Without the pictures, set down the records below word for word.

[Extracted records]
________________

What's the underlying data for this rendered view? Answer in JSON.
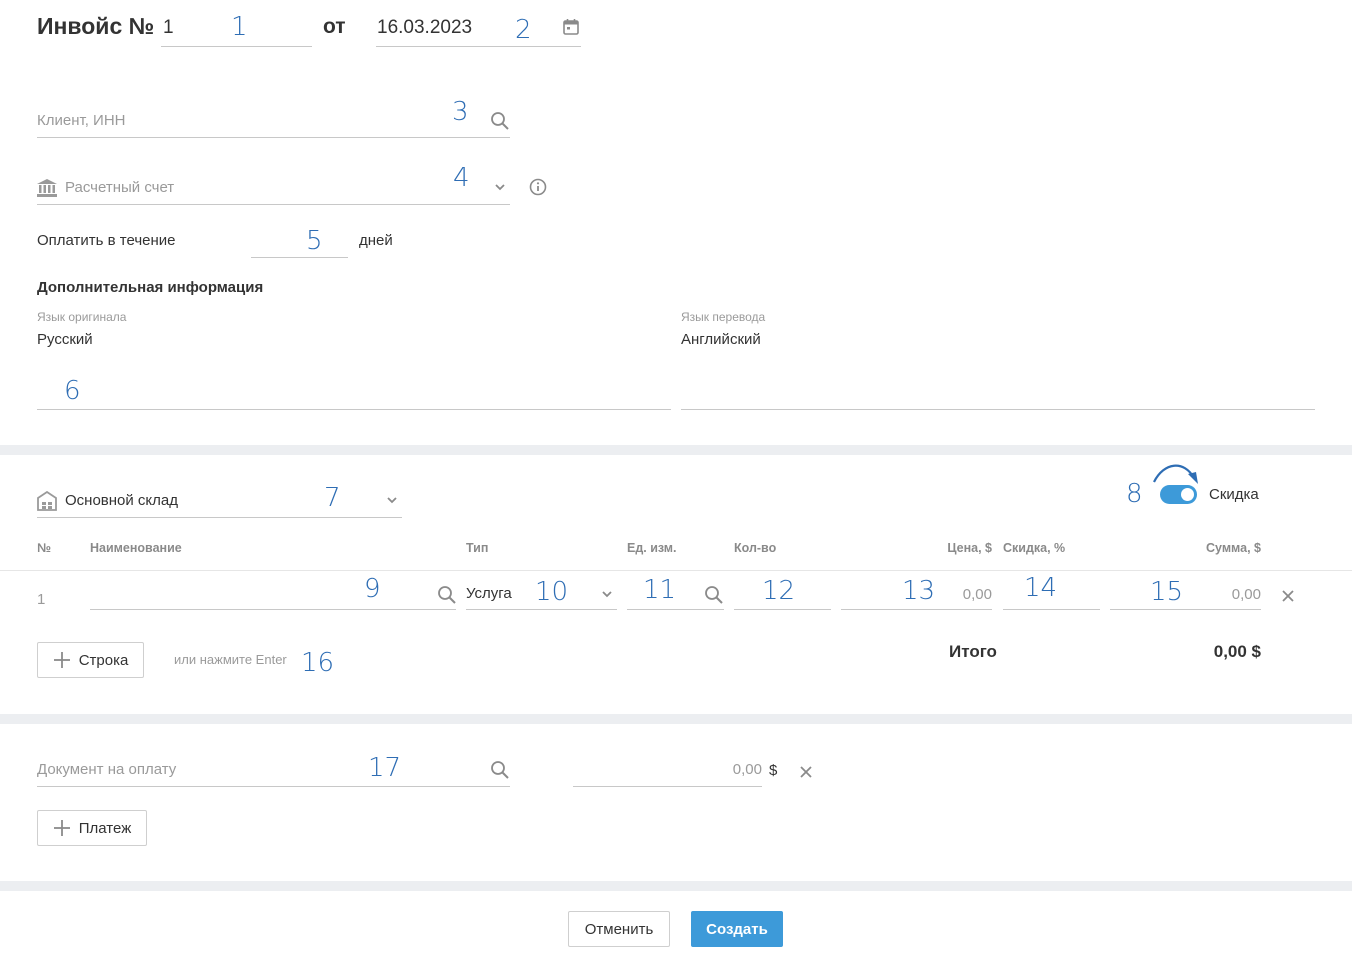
{
  "header": {
    "title": "Инвойс №",
    "invoice_number": "1",
    "from_label": "от",
    "date": "16.03.2023"
  },
  "client": {
    "placeholder": "Клиент, ИНН"
  },
  "account": {
    "placeholder": "Расчетный счет"
  },
  "payment_term": {
    "prefix": "Оплатить в течение",
    "suffix": "дней"
  },
  "additional": {
    "heading": "Дополнительная информация",
    "original_lang_label": "Язык оригинала",
    "original_lang_value": "Русский",
    "translation_lang_label": "Язык перевода",
    "translation_lang_value": "Английский"
  },
  "warehouse": {
    "value": "Основной склад"
  },
  "discount_toggle": {
    "label": "Скидка",
    "on": true
  },
  "table": {
    "headers": [
      "№",
      "Наименование",
      "Тип",
      "Ед. изм.",
      "Кол-во",
      "Цена, $",
      "Скидка, %",
      "Сумма, $"
    ],
    "row": {
      "index": "1",
      "type": "Услуга",
      "price": "0,00",
      "sum": "0,00"
    }
  },
  "add_row": {
    "button": "Строка",
    "hint": "или нажмите Enter"
  },
  "total": {
    "label": "Итого",
    "value": "0,00 $"
  },
  "payment": {
    "doc_placeholder": "Документ на оплату",
    "amount": "0,00",
    "currency": "$",
    "add_button": "Платеж"
  },
  "footer": {
    "cancel": "Отменить",
    "create": "Создать"
  },
  "annotations": [
    "1",
    "2",
    "3",
    "4",
    "5",
    "6",
    "7",
    "8",
    "9",
    "10",
    "11",
    "12",
    "13",
    "14",
    "15",
    "16",
    "17"
  ],
  "colors": {
    "accent": "#3d9ad9",
    "annotation": "#2e6db4",
    "separator": "#eceef1"
  },
  "icons": [
    "calendar-icon",
    "search-icon",
    "bank-icon",
    "chevron-down-icon",
    "info-icon",
    "warehouse-icon",
    "close-icon",
    "plus-icon",
    "arrow-curve-icon"
  ]
}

________________

» CORRECT RESULT:
What's the underlying data for this rendered view? Answer in JSON.
{
  "header": {
    "title": "Инвойс №",
    "invoice_number": "1",
    "from_label": "от",
    "date": "16.03.2023"
  },
  "client": {
    "placeholder": "Клиент, ИНН"
  },
  "account": {
    "placeholder": "Расчетный счет"
  },
  "payment_term": {
    "prefix": "Оплатить в течение",
    "suffix": "дней"
  },
  "additional": {
    "heading": "Дополнительная информация",
    "original_lang_label": "Язык оригинала",
    "original_lang_value": "Русский",
    "translation_lang_label": "Язык перевода",
    "translation_lang_value": "Английский"
  },
  "warehouse": {
    "value": "Основной склад"
  },
  "discount_toggle": {
    "label": "Скидка",
    "on": true
  },
  "table": {
    "headers": [
      "№",
      "Наименование",
      "Тип",
      "Ед. изм.",
      "Кол-во",
      "Цена, $",
      "Скидка, %",
      "Сумма, $"
    ],
    "row": {
      "index": "1",
      "type": "Услуга",
      "price": "0,00",
      "sum": "0,00"
    }
  },
  "add_row": {
    "button": "Строка",
    "hint": "или нажмите Enter"
  },
  "total": {
    "label": "Итого",
    "value": "0,00 $"
  },
  "payment": {
    "doc_placeholder": "Документ на оплату",
    "amount": "0,00",
    "currency": "$",
    "add_button": "Платеж"
  },
  "footer": {
    "cancel": "Отменить",
    "create": "Создать"
  },
  "annotations": [
    "1",
    "2",
    "3",
    "4",
    "5",
    "6",
    "7",
    "8",
    "9",
    "10",
    "11",
    "12",
    "13",
    "14",
    "15",
    "16",
    "17"
  ],
  "colors": {
    "accent": "#3d9ad9",
    "annotation": "#2e6db4",
    "separator": "#eceef1"
  },
  "icons": [
    "calendar-icon",
    "search-icon",
    "bank-icon",
    "chevron-down-icon",
    "info-icon",
    "warehouse-icon",
    "close-icon",
    "plus-icon",
    "arrow-curve-icon"
  ]
}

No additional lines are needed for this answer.